Dataset entries:
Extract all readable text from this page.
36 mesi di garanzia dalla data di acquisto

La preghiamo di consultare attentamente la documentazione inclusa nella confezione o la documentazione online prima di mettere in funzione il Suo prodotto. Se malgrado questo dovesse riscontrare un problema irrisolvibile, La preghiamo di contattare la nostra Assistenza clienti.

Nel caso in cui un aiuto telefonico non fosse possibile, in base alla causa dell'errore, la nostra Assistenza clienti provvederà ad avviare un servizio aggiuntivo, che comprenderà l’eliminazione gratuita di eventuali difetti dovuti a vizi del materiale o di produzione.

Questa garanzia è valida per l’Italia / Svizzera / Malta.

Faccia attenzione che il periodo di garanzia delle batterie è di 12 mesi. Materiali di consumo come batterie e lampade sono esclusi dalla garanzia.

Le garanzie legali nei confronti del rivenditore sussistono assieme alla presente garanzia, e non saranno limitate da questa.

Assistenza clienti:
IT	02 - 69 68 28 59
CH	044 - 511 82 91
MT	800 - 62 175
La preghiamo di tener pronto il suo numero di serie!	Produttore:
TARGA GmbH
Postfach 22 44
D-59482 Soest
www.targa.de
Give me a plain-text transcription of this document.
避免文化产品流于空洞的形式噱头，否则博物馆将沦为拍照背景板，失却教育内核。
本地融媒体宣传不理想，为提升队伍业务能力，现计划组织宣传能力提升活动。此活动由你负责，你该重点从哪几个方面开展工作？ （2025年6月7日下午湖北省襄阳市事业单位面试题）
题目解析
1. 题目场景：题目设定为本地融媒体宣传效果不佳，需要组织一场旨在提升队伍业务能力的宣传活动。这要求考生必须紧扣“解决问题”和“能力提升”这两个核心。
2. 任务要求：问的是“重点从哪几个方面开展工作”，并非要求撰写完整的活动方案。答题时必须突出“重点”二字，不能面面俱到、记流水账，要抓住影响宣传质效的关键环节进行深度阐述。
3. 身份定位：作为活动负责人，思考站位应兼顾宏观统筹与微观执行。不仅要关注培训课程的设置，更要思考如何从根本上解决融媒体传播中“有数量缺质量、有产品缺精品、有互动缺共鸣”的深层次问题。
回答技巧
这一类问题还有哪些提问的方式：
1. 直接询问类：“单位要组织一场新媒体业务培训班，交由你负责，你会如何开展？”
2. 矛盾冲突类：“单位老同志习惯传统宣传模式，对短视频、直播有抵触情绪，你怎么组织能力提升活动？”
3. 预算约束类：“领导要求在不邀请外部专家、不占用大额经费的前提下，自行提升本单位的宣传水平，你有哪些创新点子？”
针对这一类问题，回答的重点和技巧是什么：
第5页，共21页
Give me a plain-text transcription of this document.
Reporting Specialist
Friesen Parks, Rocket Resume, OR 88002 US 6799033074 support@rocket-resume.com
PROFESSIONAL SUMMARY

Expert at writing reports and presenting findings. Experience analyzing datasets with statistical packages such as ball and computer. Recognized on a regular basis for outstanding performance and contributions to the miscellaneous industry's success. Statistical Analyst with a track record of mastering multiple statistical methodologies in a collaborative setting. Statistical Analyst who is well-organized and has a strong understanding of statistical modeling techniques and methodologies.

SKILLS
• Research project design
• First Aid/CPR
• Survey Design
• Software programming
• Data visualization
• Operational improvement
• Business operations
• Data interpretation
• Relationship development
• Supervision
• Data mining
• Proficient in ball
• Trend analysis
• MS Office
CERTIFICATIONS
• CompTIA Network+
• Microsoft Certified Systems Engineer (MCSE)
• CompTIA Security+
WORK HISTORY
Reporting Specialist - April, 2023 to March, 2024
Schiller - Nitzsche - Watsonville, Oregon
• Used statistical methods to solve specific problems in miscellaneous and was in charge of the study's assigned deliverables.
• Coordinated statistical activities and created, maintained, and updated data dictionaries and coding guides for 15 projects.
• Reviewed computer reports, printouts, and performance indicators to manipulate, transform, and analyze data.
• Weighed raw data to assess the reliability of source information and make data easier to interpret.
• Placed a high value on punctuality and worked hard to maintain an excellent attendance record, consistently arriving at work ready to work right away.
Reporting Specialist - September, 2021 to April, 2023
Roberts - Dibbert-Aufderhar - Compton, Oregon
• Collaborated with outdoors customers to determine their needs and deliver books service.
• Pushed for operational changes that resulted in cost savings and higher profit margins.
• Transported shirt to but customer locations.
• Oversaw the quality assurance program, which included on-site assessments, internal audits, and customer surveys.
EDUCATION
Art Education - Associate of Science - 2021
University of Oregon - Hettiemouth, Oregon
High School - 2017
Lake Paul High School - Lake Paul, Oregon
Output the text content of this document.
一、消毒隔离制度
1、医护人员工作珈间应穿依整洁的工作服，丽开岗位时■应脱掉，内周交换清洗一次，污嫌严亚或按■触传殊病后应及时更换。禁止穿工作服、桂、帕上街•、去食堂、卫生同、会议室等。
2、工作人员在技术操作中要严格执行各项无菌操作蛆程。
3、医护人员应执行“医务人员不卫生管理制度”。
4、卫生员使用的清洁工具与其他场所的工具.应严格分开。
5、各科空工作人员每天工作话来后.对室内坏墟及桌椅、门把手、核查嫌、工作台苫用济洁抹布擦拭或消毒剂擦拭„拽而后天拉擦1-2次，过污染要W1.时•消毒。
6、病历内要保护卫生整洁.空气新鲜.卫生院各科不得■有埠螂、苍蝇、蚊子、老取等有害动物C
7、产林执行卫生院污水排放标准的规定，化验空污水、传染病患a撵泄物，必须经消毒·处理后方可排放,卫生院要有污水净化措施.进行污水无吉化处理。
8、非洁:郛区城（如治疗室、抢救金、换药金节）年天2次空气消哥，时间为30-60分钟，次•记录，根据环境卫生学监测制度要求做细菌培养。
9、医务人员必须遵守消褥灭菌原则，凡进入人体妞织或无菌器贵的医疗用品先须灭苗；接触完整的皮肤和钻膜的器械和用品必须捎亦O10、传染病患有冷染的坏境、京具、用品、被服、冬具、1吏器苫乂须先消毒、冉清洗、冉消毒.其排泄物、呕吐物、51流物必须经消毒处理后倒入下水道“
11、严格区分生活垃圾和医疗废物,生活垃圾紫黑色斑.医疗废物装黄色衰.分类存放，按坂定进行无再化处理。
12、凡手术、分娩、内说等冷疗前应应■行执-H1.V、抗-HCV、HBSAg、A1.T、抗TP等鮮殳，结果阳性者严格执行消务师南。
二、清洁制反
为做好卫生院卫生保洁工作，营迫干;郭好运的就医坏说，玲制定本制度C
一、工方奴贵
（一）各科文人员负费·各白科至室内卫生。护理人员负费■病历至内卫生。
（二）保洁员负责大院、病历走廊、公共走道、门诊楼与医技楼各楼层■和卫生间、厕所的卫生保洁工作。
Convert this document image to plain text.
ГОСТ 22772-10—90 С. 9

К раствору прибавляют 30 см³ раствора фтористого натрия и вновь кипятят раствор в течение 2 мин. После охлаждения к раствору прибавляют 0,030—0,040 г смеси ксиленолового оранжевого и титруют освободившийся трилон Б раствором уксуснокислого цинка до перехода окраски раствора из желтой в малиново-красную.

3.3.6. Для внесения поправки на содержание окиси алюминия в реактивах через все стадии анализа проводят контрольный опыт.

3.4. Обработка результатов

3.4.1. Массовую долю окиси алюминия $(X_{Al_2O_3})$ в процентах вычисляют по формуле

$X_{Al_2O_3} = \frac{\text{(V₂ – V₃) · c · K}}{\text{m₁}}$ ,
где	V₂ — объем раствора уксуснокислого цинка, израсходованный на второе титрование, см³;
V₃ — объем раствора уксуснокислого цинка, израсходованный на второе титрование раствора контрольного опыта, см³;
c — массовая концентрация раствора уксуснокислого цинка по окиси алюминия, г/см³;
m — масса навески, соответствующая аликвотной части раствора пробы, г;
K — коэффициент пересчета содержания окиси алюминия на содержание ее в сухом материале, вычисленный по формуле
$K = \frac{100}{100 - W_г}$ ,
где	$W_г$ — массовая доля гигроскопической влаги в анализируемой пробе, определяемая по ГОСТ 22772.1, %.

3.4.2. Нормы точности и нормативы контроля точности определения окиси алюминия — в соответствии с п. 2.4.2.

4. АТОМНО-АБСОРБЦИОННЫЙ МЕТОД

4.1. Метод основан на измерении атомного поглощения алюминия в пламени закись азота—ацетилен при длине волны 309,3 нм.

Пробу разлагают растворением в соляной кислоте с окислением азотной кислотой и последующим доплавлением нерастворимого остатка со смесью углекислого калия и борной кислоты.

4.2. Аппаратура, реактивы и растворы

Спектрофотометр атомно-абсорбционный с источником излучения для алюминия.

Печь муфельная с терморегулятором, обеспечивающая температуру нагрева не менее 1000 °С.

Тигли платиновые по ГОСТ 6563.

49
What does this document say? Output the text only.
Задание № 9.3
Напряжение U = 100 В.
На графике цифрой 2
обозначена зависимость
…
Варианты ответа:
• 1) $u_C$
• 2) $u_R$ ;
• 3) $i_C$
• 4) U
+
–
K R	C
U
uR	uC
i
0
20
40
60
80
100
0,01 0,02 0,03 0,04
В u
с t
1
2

- [TASK] Gather and return every line that holds the string "School".

- [CORRECT RESULT]
High School - 2017
Lake Paul High School - Lake Paul, Oregon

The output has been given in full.